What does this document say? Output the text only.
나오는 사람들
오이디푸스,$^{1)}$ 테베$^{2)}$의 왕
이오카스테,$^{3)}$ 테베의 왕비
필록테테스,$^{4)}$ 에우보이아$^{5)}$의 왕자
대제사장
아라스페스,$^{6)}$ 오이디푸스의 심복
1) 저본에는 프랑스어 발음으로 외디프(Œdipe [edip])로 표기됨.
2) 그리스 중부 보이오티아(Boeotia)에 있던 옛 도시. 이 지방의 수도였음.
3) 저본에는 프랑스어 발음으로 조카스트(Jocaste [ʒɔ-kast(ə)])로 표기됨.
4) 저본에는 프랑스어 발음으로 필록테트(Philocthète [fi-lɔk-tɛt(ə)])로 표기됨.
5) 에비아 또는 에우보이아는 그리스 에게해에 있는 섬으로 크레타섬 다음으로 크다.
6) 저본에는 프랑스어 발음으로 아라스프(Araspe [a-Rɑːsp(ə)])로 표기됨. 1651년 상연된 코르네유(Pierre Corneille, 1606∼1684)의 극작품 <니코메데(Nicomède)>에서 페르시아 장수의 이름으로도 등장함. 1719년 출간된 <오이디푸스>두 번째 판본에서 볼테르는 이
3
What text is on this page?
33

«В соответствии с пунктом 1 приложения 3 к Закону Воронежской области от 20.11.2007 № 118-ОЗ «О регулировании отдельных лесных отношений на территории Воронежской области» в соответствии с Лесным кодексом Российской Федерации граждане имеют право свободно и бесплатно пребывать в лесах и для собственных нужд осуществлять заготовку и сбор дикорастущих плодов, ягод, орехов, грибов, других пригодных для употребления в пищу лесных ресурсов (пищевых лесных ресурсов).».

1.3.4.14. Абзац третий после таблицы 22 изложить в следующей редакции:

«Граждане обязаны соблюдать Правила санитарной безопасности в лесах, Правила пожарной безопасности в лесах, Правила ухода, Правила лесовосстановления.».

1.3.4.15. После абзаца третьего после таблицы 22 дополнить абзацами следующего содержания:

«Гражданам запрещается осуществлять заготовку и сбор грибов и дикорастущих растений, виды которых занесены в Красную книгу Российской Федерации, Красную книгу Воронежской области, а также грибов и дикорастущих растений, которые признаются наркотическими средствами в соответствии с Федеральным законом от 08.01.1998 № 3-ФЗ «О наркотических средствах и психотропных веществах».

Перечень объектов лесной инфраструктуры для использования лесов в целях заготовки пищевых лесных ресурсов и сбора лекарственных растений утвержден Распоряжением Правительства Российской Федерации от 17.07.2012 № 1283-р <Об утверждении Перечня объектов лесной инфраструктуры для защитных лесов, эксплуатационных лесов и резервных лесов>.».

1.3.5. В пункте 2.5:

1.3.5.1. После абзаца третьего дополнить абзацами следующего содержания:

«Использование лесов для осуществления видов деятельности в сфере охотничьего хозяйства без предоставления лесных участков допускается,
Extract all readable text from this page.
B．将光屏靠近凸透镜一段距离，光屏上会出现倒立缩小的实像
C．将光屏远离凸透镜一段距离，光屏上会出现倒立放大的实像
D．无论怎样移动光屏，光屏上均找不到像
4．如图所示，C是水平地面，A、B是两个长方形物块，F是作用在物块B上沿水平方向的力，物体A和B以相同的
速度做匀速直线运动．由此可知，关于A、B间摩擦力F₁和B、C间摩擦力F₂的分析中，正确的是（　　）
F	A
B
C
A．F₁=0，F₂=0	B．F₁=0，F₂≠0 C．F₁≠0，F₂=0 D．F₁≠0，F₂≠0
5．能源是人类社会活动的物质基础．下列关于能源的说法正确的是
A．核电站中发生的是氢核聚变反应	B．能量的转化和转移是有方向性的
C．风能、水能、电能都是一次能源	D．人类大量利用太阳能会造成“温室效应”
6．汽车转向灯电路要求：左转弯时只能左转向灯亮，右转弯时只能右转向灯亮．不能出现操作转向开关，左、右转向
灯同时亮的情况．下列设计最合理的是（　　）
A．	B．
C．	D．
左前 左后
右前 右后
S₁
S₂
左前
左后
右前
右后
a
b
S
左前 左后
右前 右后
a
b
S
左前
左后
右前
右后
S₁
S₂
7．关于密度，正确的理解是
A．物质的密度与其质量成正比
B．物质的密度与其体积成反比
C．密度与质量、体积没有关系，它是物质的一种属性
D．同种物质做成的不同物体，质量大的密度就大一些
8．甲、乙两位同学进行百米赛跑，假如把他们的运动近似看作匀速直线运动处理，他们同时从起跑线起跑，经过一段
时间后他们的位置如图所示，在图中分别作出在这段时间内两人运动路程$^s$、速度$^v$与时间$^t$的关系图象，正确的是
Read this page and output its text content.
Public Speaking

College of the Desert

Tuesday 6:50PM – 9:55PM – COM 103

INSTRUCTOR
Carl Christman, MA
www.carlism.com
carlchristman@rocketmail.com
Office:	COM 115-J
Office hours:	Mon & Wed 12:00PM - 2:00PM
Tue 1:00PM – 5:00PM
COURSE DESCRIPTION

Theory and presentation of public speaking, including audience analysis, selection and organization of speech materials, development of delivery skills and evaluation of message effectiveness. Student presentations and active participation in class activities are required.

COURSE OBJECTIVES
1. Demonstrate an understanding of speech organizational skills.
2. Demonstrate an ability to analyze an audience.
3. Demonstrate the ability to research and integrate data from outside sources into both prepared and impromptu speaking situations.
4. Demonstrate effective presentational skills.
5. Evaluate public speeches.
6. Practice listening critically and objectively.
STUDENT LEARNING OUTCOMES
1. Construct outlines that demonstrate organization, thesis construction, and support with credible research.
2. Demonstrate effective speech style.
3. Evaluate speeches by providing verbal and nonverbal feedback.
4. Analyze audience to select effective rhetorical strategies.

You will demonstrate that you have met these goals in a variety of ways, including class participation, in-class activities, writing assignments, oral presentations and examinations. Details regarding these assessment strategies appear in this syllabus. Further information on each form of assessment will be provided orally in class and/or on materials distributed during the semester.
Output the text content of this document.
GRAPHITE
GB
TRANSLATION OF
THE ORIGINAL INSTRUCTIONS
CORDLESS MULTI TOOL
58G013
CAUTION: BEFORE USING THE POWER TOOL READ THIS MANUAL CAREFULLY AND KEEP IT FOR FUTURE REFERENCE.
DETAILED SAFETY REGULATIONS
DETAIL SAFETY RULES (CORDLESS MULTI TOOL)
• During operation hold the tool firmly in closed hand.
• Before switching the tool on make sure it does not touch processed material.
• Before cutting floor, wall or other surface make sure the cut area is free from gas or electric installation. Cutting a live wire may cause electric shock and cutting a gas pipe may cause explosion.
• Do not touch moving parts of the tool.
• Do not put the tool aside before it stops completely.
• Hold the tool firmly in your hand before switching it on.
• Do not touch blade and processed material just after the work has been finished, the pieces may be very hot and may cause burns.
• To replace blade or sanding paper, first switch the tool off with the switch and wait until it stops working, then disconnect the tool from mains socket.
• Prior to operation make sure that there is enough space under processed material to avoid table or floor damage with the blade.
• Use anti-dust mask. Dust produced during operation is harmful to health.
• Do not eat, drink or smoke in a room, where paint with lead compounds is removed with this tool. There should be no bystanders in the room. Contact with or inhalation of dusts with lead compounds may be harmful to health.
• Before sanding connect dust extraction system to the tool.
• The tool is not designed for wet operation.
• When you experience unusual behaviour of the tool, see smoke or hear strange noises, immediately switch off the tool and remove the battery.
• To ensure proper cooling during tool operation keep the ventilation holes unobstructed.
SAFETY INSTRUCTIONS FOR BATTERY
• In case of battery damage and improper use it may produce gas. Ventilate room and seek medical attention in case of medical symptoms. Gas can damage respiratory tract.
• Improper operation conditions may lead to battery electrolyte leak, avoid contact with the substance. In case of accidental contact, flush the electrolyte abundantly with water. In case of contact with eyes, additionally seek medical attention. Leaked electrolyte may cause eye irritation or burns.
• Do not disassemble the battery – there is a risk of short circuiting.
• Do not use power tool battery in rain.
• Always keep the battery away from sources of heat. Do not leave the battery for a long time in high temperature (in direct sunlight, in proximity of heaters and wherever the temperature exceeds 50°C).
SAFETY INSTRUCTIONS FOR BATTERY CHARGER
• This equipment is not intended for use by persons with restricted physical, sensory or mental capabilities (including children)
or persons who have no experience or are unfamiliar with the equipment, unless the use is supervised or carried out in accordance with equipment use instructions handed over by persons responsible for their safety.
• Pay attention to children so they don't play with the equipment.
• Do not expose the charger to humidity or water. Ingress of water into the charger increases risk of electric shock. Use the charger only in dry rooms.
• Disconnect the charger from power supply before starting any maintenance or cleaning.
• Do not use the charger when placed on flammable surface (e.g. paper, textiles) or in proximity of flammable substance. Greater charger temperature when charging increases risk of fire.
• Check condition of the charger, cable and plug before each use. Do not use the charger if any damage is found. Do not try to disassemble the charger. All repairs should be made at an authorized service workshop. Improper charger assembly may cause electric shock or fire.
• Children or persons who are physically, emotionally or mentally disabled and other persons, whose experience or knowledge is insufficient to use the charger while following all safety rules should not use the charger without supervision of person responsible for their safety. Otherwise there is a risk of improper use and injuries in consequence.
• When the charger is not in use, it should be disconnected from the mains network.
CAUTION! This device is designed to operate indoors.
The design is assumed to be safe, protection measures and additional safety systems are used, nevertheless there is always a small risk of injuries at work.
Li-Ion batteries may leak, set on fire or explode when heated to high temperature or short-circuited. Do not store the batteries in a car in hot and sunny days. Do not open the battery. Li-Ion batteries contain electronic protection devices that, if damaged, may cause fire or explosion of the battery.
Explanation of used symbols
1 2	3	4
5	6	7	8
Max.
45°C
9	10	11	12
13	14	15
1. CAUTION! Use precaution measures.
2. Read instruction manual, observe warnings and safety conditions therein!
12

• • • •

Pull out all lines in the data above that include "speeches".

5. Evaluate public speeches.
3. Evaluate speeches by providing verbal and nonverbal feedback.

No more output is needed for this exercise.